THE EXERCISE
Extract every record, keeping each one exactly as it is.

SUPPLIED RECORDS
════════

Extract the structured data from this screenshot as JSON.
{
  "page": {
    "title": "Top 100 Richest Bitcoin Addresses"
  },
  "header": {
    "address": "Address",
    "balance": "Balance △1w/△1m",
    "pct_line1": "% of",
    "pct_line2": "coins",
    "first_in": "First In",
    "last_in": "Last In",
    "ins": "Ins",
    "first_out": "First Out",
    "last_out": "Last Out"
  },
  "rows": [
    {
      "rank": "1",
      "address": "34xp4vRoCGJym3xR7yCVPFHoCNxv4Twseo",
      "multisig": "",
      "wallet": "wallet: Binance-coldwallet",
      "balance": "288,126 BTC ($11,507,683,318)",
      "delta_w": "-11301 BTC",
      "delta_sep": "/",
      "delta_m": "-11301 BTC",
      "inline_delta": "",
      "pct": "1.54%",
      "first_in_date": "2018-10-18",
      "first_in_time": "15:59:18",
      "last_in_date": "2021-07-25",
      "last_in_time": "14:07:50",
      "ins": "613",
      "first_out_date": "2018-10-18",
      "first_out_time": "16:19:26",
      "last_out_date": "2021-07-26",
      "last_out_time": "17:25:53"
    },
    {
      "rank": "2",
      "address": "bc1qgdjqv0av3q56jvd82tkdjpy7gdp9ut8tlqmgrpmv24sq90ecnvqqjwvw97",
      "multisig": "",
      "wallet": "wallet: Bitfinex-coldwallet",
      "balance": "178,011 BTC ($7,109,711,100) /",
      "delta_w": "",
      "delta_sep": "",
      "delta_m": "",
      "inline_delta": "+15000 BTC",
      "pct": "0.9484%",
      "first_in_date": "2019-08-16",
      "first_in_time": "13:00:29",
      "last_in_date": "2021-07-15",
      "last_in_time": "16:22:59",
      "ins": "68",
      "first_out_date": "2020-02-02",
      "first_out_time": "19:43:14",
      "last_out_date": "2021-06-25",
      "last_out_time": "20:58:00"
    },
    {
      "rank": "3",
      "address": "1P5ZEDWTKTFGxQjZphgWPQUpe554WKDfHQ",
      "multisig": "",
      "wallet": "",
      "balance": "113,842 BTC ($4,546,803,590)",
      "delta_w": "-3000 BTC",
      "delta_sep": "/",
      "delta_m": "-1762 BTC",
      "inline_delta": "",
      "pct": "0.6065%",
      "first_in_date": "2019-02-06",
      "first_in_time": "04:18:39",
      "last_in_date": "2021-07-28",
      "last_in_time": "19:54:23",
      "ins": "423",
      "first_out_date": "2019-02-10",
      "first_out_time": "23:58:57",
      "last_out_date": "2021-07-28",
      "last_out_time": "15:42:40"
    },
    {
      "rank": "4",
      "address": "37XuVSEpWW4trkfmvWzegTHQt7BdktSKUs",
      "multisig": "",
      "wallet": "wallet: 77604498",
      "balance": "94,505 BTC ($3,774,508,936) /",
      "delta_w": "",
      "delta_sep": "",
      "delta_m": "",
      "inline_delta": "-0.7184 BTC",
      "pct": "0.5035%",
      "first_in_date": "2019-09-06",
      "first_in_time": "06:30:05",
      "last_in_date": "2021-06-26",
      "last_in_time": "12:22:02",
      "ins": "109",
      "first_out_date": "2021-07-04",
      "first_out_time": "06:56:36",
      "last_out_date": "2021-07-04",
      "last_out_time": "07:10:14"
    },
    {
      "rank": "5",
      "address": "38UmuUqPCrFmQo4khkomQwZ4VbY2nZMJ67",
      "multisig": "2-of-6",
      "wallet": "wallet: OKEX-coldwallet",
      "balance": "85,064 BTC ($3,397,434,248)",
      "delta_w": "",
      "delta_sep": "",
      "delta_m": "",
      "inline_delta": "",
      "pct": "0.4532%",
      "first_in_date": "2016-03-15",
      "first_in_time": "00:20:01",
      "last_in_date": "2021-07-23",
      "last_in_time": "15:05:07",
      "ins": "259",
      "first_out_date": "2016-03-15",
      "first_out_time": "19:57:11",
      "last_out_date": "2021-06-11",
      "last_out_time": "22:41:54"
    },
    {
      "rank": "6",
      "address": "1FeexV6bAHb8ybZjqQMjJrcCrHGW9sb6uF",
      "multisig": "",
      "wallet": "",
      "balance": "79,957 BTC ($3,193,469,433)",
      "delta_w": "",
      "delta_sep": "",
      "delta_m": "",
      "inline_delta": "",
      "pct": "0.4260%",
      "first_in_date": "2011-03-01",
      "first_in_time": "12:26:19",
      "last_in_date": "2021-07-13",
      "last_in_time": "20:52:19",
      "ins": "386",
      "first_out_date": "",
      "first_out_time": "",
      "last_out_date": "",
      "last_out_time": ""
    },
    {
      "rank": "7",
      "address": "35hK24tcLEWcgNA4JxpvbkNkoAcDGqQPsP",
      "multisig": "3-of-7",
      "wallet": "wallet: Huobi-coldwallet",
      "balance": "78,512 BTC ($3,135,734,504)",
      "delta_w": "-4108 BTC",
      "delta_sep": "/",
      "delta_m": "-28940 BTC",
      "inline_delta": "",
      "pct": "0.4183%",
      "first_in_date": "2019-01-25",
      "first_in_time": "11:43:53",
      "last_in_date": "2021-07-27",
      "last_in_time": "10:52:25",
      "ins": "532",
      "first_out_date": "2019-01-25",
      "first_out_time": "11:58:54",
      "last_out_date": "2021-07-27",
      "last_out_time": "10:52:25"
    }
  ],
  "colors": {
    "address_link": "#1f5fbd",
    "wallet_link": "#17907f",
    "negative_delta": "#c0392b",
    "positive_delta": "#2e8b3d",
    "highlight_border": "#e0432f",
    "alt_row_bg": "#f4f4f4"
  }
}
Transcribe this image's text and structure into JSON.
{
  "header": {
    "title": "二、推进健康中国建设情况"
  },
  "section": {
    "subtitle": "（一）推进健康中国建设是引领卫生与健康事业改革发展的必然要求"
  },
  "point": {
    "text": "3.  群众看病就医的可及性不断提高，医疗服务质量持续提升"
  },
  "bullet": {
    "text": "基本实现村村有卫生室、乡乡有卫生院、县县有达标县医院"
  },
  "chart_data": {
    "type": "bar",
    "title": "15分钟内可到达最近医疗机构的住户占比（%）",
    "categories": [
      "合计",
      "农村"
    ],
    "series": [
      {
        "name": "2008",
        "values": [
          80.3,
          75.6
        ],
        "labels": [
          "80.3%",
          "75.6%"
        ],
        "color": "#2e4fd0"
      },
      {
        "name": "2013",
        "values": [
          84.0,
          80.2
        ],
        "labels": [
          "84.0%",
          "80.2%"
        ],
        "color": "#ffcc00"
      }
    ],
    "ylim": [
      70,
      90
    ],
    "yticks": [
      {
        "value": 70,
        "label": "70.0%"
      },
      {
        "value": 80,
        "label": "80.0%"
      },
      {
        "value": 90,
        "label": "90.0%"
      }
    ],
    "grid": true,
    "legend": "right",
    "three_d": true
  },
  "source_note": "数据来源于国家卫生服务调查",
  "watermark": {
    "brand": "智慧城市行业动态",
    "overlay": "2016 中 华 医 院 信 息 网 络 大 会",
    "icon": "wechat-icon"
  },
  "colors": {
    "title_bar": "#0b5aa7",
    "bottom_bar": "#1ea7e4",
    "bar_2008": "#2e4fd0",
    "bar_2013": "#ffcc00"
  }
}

════════

TASK OUTPUT
Extract the structured data from this screenshot as JSON.
{
  "page": {
    "title": "Top 100 Richest Bitcoin Addresses"
  },
  "header": {
    "address": "Address",
    "balance": "Balance △1w/△1m",
    "pct_line1": "% of",
    "pct_line2": "coins",
    "first_in": "First In",
    "last_in": "Last In",
    "ins": "Ins",
    "first_out": "First Out",
    "last_out": "Last Out"
  },
  "rows": [
    {
      "rank": "1",
      "address": "34xp4vRoCGJym3xR7yCVPFHoCNxv4Twseo",
      "multisig": "",
      "wallet": "wallet: Binance-coldwallet",
      "balance": "288,126 BTC ($11,507,683,318)",
      "delta_w": "-11301 BTC",
      "delta_sep": "/",
      "delta_m": "-11301 BTC",
      "inline_delta": "",
      "pct": "1.54%",
      "first_in_date": "2018-10-18",
      "first_in_time": "15:59:18",
      "last_in_date": "2021-07-25",
      "last_in_time": "14:07:50",
      "ins": "613",
      "first_out_date": "2018-10-18",
      "first_out_time": "16:19:26",
      "last_out_date": "2021-07-26",
      "last_out_time": "17:25:53"
    },
    {
      "rank": "2",
      "address": "bc1qgdjqv0av3q56jvd82tkdjpy7gdp9ut8tlqmgrpmv24sq90ecnvqqjwvw97",
      "multisig": "",
      "wallet": "wallet: Bitfinex-coldwallet",
      "balance": "178,011 BTC ($7,109,711,100) /",
      "delta_w": "",
      "delta_sep": "",
      "delta_m": "",
      "inline_delta": "+15000 BTC",
      "pct": "0.9484%",
      "first_in_date": "2019-08-16",
      "first_in_time": "13:00:29",
      "last_in_date": "2021-07-15",
      "last_in_time": "16:22:59",
      "ins": "68",
      "first_out_date": "2020-02-02",
      "first_out_time": "19:43:14",
      "last_out_date": "2021-06-25",
      "last_out_time": "20:58:00"
    },
    {
      "rank": "3",
      "address": "1P5ZEDWTKTFGxQjZphgWPQUpe554WKDfHQ",
      "multisig": "",
      "wallet": "",
      "balance": "113,842 BTC ($4,546,803,590)",
      "delta_w": "-3000 BTC",
      "delta_sep": "/",
      "delta_m": "-1762 BTC",
      "inline_delta": "",
      "pct": "0.6065%",
      "first_in_date": "2019-02-06",
      "first_in_time": "04:18:39",
      "last_in_date": "2021-07-28",
      "last_in_time": "19:54:23",
      "ins": "423",
      "first_out_date": "2019-02-10",
      "first_out_time": "23:58:57",
      "last_out_date": "2021-07-28",
      "last_out_time": "15:42:40"
    },
    {
      "rank": "4",
      "address": "37XuVSEpWW4trkfmvWzegTHQt7BdktSKUs",
      "multisig": "",
      "wallet": "wallet: 77604498",
      "balance": "94,505 BTC ($3,774,508,936) /",
      "delta_w": "",
      "delta_sep": "",
      "delta_m": "",
      "inline_delta": "-0.7184 BTC",
      "pct": "0.5035%",
      "first_in_date": "2019-09-06",
      "first_in_time": "06:30:05",
      "last_in_date": "2021-06-26",
      "last_in_time": "12:22:02",
      "ins": "109",
      "first_out_date": "2021-07-04",
      "first_out_time": "06:56:36",
      "last_out_date": "2021-07-04",
      "last_out_time": "07:10:14"
    },
    {
      "rank": "5",
      "address": "38UmuUqPCrFmQo4khkomQwZ4VbY2nZMJ67",
      "multisig": "2-of-6",
      "wallet": "wallet: OKEX-coldwallet",
      "balance": "85,064 BTC ($3,397,434,248)",
      "delta_w": "",
      "delta_sep": "",
      "delta_m": "",
      "inline_delta": "",
      "pct": "0.4532%",
      "first_in_date": "2016-03-15",
      "first_in_time": "00:20:01",
      "last_in_date": "2021-07-23",
      "last_in_time": "15:05:07",
      "ins": "259",
      "first_out_date": "2016-03-15",
      "first_out_time": "19:57:11",
      "last_out_date": "2021-06-11",
      "last_out_time": "22:41:54"
    },
    {
      "rank": "6",
      "address": "1FeexV6bAHb8ybZjqQMjJrcCrHGW9sb6uF",
      "multisig": "",
      "wallet": "",
      "balance": "79,957 BTC ($3,193,469,433)",
      "delta_w": "",
      "delta_sep": "",
      "delta_m": "",
      "inline_delta": "",
      "pct": "0.4260%",
      "first_in_date": "2011-03-01",
      "first_in_time": "12:26:19",
      "last_in_date": "2021-07-13",
      "last_in_time": "20:52:19",
      "ins": "386",
      "first_out_date": "",
      "first_out_time": "",
      "last_out_date": "",
      "last_out_time": ""
    },
    {
      "rank": "7",
      "address": "35hK24tcLEWcgNA4JxpvbkNkoAcDGqQPsP",
      "multisig": "3-of-7",
      "wallet": "wallet: Huobi-coldwallet",
      "balance": "78,512 BTC ($3,135,734,504)",
      "delta_w": "-4108 BTC",
      "delta_sep": "/",
      "delta_m": "-28940 BTC",
      "inline_delta": "",
      "pct": "0.4183%",
      "first_in_date": "2019-01-25",
      "first_in_time": "11:43:53",
      "last_in_date": "2021-07-27",
      "last_in_time": "10:52:25",
      "ins": "532",
      "first_out_date": "2019-01-25",
      "first_out_time": "11:58:54",
      "last_out_date": "2021-07-27",
      "last_out_time": "10:52:25"
    }
  ],
  "colors": {
    "address_link": "#1f5fbd",
    "wallet_link": "#17907f",
    "negative_delta": "#c0392b",
    "positive_delta": "#2e8b3d",
    "highlight_border": "#e0432f",
    "alt_row_bg": "#f4f4f4"
  }
}
Transcribe this image's text and structure into JSON.
{
  "header": {
    "title": "二、推进健康中国建设情况"
  },
  "section": {
    "subtitle": "（一）推进健康中国建设是引领卫生与健康事业改革发展的必然要求"
  },
  "point": {
    "text": "3.  群众看病就医的可及性不断提高，医疗服务质量持续提升"
  },
  "bullet": {
    "text": "基本实现村村有卫生室、乡乡有卫生院、县县有达标县医院"
  },
  "chart_data": {
    "type": "bar",
    "title": "15分钟内可到达最近医疗机构的住户占比（%）",
    "categories": [
      "合计",
      "农村"
    ],
    "series": [
      {
        "name": "2008",
        "values": [
          80.3,
          75.6
        ],
        "labels": [
          "80.3%",
          "75.6%"
        ],
        "color": "#2e4fd0"
      },
      {
        "name": "2013",
        "values": [
          84.0,
          80.2
        ],
        "labels": [
          "84.0%",
          "80.2%"
        ],
        "color": "#ffcc00"
      }
    ],
    "ylim": [
      70,
      90
    ],
    "yticks": [
      {
        "value": 70,
        "label": "70.0%"
      },
      {
        "value": 80,
        "label": "80.0%"
      },
      {
        "value": 90,
        "label": "90.0%"
      }
    ],
    "grid": true,
    "legend": "right",
    "three_d": true
  },
  "source_note": "数据来源于国家卫生服务调查",
  "watermark": {
    "brand": "智慧城市行业动态",
    "overlay": "2016 中 华 医 院 信 息 网 络 大 会",
    "icon": "wechat-icon"
  },
  "colors": {
    "title_bar": "#0b5aa7",
    "bottom_bar": "#1ea7e4",
    "bar_2008": "#2e4fd0",
    "bar_2013": "#ffcc00"
  }
}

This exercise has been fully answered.